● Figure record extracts
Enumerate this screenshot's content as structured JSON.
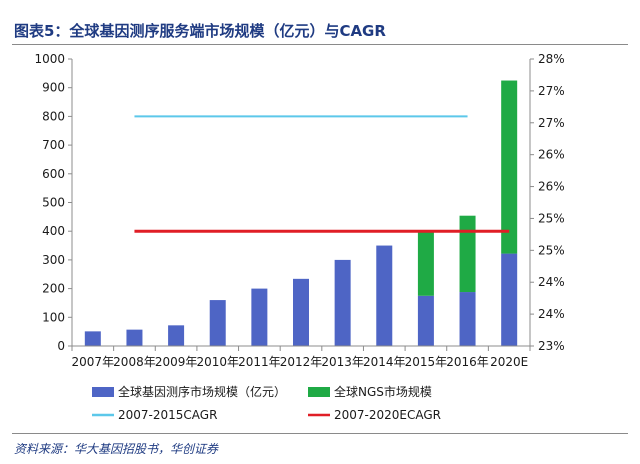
{
  "title": "图表5：全球基因测序服务端市场规模（亿元）与CAGR",
  "source": "资料来源：华大基因招股书，华创证券",
  "colors": {
    "base": "#4e65c5",
    "ngs": "#1faa45",
    "cagr1": "#5cc8ea",
    "cagr2": "#e01e26"
  },
  "chart_data": {
    "type": "bar",
    "stacked": true,
    "categories": [
      "2007年",
      "2008年",
      "2009年",
      "2010年",
      "2011年",
      "2012年",
      "2013年",
      "2014年",
      "2015年",
      "2016年",
      "2020E"
    ],
    "series": [
      {
        "name": "全球基因测序市场规模（亿元）",
        "values": [
          51,
          57,
          72,
          160,
          200,
          234,
          300,
          350,
          175,
          188,
          322
        ]
      },
      {
        "name": "全球NGS市场规模",
        "values": [
          0,
          0,
          0,
          0,
          0,
          0,
          0,
          0,
          221,
          266,
          603
        ]
      }
    ],
    "lines": [
      {
        "name": "2007-2015CAGR",
        "value": 27.0,
        "x_range": [
          "2008年",
          "2016年"
        ]
      },
      {
        "name": "2007-2020ECAGR",
        "value": 25.0,
        "x_range": [
          "2008年",
          "2020E"
        ]
      }
    ],
    "y_left": {
      "min": 0,
      "max": 1000,
      "ticks": [
        "0",
        "100",
        "200",
        "300",
        "400",
        "500",
        "600",
        "700",
        "800",
        "900",
        "1000"
      ]
    },
    "y_right": {
      "min": 23.0,
      "max": 28.0,
      "ticks": [
        "23%",
        "24%",
        "24%",
        "25%",
        "25%",
        "26%",
        "26%",
        "27%",
        "27%",
        "28%"
      ]
    },
    "legend_position": "bottom"
  }
}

● STATED GOAL
Copy the records exactly. Skip the pictures.

● SOLUTION TO THE EXERCISE
Enumerate this screenshot's content as structured JSON.
{
  "title": "图表5：全球基因测序服务端市场规模（亿元）与CAGR",
  "source": "资料来源：华大基因招股书，华创证券",
  "colors": {
    "base": "#4e65c5",
    "ngs": "#1faa45",
    "cagr1": "#5cc8ea",
    "cagr2": "#e01e26"
  },
  "chart_data": {
    "type": "bar",
    "stacked": true,
    "categories": [
      "2007年",
      "2008年",
      "2009年",
      "2010年",
      "2011年",
      "2012年",
      "2013年",
      "2014年",
      "2015年",
      "2016年",
      "2020E"
    ],
    "series": [
      {
        "name": "全球基因测序市场规模（亿元）",
        "values": [
          51,
          57,
          72,
          160,
          200,
          234,
          300,
          350,
          175,
          188,
          322
        ]
      },
      {
        "name": "全球NGS市场规模",
        "values": [
          0,
          0,
          0,
          0,
          0,
          0,
          0,
          0,
          221,
          266,
          603
        ]
      }
    ],
    "lines": [
      {
        "name": "2007-2015CAGR",
        "value": 27.0,
        "x_range": [
          "2008年",
          "2016年"
        ]
      },
      {
        "name": "2007-2020ECAGR",
        "value": 25.0,
        "x_range": [
          "2008年",
          "2020E"
        ]
      }
    ],
    "y_left": {
      "min": 0,
      "max": 1000,
      "ticks": [
        "0",
        "100",
        "200",
        "300",
        "400",
        "500",
        "600",
        "700",
        "800",
        "900",
        "1000"
      ]
    },
    "y_right": {
      "min": 23.0,
      "max": 28.0,
      "ticks": [
        "23%",
        "24%",
        "24%",
        "25%",
        "25%",
        "26%",
        "26%",
        "27%",
        "27%",
        "28%"
      ]
    },
    "legend_position": "bottom"
  }
}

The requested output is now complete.